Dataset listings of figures
########################################

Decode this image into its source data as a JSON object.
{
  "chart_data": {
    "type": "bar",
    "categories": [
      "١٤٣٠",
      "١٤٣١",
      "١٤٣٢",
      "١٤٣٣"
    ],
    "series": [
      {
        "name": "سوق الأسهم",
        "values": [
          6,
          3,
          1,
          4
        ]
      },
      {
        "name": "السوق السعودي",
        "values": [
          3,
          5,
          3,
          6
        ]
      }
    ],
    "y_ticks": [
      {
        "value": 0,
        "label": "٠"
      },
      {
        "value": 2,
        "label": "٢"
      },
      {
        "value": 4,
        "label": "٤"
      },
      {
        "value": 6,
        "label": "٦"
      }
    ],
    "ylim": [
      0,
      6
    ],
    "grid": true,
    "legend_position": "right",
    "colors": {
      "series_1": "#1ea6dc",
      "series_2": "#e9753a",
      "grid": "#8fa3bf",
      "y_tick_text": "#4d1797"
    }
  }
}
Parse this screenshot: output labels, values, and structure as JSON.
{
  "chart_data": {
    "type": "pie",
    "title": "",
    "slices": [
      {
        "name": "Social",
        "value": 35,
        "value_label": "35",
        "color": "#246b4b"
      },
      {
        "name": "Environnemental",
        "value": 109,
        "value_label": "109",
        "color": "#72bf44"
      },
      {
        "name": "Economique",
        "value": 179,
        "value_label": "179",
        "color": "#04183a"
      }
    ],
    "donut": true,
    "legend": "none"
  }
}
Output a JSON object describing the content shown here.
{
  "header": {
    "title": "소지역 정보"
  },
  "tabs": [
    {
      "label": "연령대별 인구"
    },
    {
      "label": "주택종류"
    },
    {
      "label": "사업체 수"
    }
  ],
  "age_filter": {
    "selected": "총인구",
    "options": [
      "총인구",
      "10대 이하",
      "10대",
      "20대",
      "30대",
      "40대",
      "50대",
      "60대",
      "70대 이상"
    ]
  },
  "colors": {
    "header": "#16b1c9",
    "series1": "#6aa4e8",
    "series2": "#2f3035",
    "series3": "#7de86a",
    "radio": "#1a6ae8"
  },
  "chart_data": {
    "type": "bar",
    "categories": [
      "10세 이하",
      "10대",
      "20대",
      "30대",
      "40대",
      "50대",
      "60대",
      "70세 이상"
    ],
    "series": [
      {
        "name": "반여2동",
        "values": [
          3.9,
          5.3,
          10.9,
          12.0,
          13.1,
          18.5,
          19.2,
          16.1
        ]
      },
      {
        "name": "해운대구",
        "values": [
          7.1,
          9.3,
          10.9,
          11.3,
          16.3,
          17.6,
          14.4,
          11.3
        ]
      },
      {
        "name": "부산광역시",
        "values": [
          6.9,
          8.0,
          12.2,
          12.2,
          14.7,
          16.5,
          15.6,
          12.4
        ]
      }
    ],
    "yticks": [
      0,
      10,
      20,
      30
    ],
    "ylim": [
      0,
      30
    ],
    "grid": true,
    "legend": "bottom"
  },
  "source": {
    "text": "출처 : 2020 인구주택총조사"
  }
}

########################################

→ Work required
Write out every line exactly as it stands.

→ Full response
Decode this image into its source data as a JSON object.
{
  "chart_data": {
    "type": "bar",
    "categories": [
      "١٤٣٠",
      "١٤٣١",
      "١٤٣٢",
      "١٤٣٣"
    ],
    "series": [
      {
        "name": "سوق الأسهم",
        "values": [
          6,
          3,
          1,
          4
        ]
      },
      {
        "name": "السوق السعودي",
        "values": [
          3,
          5,
          3,
          6
        ]
      }
    ],
    "y_ticks": [
      {
        "value": 0,
        "label": "٠"
      },
      {
        "value": 2,
        "label": "٢"
      },
      {
        "value": 4,
        "label": "٤"
      },
      {
        "value": 6,
        "label": "٦"
      }
    ],
    "ylim": [
      0,
      6
    ],
    "grid": true,
    "legend_position": "right",
    "colors": {
      "series_1": "#1ea6dc",
      "series_2": "#e9753a",
      "grid": "#8fa3bf",
      "y_tick_text": "#4d1797"
    }
  }
}
Parse this screenshot: output labels, values, and structure as JSON.
{
  "chart_data": {
    "type": "pie",
    "title": "",
    "slices": [
      {
        "name": "Social",
        "value": 35,
        "value_label": "35",
        "color": "#246b4b"
      },
      {
        "name": "Environnemental",
        "value": 109,
        "value_label": "109",
        "color": "#72bf44"
      },
      {
        "name": "Economique",
        "value": 179,
        "value_label": "179",
        "color": "#04183a"
      }
    ],
    "donut": true,
    "legend": "none"
  }
}
Output a JSON object describing the content shown here.
{
  "header": {
    "title": "소지역 정보"
  },
  "tabs": [
    {
      "label": "연령대별 인구"
    },
    {
      "label": "주택종류"
    },
    {
      "label": "사업체 수"
    }
  ],
  "age_filter": {
    "selected": "총인구",
    "options": [
      "총인구",
      "10대 이하",
      "10대",
      "20대",
      "30대",
      "40대",
      "50대",
      "60대",
      "70대 이상"
    ]
  },
  "colors": {
    "header": "#16b1c9",
    "series1": "#6aa4e8",
    "series2": "#2f3035",
    "series3": "#7de86a",
    "radio": "#1a6ae8"
  },
  "chart_data": {
    "type": "bar",
    "categories": [
      "10세 이하",
      "10대",
      "20대",
      "30대",
      "40대",
      "50대",
      "60대",
      "70세 이상"
    ],
    "series": [
      {
        "name": "반여2동",
        "values": [
          3.9,
          5.3,
          10.9,
          12.0,
          13.1,
          18.5,
          19.2,
          16.1
        ]
      },
      {
        "name": "해운대구",
        "values": [
          7.1,
          9.3,
          10.9,
          11.3,
          16.3,
          17.6,
          14.4,
          11.3
        ]
      },
      {
        "name": "부산광역시",
        "values": [
          6.9,
          8.0,
          12.2,
          12.2,
          14.7,
          16.5,
          15.6,
          12.4
        ]
      }
    ],
    "yticks": [
      0,
      10,
      20,
      30
    ],
    "ylim": [
      0,
      30
    ],
    "grid": true,
    "legend": "bottom"
  },
  "source": {
    "text": "출처 : 2020 인구주택총조사"
  }
}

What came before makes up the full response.